Direction:
What is the number of lines that include the word "Chelate"? Provide only that figure.
========================
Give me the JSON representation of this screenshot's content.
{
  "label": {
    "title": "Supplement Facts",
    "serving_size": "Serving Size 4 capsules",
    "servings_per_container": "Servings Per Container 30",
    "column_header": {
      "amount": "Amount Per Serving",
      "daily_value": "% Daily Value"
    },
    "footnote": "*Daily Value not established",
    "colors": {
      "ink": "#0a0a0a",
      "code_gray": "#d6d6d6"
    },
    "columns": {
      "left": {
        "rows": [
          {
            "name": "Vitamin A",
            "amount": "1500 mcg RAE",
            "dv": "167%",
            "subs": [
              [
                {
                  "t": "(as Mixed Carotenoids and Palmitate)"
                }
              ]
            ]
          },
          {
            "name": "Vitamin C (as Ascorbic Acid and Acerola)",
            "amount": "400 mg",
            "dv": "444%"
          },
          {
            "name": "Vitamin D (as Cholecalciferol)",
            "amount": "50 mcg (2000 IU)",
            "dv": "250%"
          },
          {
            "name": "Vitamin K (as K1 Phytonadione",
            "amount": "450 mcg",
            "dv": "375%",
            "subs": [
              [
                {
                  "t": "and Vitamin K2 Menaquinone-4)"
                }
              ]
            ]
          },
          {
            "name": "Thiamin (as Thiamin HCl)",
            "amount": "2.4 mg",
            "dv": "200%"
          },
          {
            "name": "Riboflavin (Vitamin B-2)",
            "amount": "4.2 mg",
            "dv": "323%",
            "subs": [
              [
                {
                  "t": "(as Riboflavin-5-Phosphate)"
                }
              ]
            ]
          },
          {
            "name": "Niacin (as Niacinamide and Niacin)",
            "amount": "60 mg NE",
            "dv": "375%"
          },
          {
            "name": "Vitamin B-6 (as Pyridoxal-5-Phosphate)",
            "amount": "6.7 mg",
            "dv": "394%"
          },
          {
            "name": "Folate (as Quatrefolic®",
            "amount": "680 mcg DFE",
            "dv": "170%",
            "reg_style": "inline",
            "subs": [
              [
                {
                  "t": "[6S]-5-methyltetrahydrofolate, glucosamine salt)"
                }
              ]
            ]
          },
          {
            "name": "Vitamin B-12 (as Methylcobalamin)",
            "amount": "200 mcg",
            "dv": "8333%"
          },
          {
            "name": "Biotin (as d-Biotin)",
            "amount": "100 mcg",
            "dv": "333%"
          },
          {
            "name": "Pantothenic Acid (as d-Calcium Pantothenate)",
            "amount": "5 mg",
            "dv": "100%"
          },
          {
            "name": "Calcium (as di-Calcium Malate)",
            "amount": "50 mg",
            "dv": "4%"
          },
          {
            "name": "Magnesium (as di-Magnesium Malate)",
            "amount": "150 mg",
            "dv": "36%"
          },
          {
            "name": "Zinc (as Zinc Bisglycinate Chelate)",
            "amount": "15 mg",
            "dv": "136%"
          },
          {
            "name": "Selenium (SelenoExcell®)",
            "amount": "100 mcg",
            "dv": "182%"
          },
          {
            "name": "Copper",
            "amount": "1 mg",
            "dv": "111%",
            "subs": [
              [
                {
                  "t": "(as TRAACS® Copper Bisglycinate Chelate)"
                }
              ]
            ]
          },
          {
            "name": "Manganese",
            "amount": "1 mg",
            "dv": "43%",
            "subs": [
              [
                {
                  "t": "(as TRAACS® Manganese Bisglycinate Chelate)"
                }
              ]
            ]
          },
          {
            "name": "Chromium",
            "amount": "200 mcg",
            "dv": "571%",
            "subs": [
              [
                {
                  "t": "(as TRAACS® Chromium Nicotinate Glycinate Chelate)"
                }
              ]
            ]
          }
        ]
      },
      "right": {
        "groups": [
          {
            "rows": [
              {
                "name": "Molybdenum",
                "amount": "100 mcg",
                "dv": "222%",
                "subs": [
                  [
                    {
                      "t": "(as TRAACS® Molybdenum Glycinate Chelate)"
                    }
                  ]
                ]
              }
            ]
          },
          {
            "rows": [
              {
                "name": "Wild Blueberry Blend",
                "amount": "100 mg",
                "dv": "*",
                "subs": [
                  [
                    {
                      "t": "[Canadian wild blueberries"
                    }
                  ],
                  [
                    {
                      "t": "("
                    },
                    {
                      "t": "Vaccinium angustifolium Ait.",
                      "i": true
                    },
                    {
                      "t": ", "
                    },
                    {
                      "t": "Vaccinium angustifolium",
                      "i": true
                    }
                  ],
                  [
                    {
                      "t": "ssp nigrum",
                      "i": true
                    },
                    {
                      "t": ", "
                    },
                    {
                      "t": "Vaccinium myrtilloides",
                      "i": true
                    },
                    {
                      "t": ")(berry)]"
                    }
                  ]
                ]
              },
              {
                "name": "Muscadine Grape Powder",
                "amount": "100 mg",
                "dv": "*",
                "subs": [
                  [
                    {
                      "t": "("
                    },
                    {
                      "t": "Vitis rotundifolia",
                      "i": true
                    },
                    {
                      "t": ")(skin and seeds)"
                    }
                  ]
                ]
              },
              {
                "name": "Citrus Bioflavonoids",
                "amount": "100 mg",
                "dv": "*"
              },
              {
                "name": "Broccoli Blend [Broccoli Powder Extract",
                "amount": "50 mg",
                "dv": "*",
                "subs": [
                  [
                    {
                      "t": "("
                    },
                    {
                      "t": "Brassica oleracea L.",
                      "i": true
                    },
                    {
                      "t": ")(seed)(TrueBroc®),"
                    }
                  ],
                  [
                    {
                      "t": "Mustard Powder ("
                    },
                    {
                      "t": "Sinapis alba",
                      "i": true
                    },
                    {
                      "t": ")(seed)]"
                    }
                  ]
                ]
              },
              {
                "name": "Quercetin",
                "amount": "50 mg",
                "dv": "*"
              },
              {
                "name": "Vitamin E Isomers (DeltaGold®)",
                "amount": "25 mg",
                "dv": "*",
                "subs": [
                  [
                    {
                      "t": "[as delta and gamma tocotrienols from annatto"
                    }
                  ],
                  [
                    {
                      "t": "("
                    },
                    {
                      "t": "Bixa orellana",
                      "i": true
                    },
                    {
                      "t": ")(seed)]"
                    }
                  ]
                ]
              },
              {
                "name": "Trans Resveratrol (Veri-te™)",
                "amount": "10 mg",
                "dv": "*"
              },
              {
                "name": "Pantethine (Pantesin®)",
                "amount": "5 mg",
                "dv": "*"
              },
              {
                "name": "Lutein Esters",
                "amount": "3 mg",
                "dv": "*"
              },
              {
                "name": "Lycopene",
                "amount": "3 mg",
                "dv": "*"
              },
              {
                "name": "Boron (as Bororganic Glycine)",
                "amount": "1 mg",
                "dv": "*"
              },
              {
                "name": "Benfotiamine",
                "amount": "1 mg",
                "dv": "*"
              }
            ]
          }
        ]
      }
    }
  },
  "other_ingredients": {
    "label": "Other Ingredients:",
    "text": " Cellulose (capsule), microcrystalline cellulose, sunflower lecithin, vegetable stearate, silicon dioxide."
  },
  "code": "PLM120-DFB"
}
========================
Exercise output:
5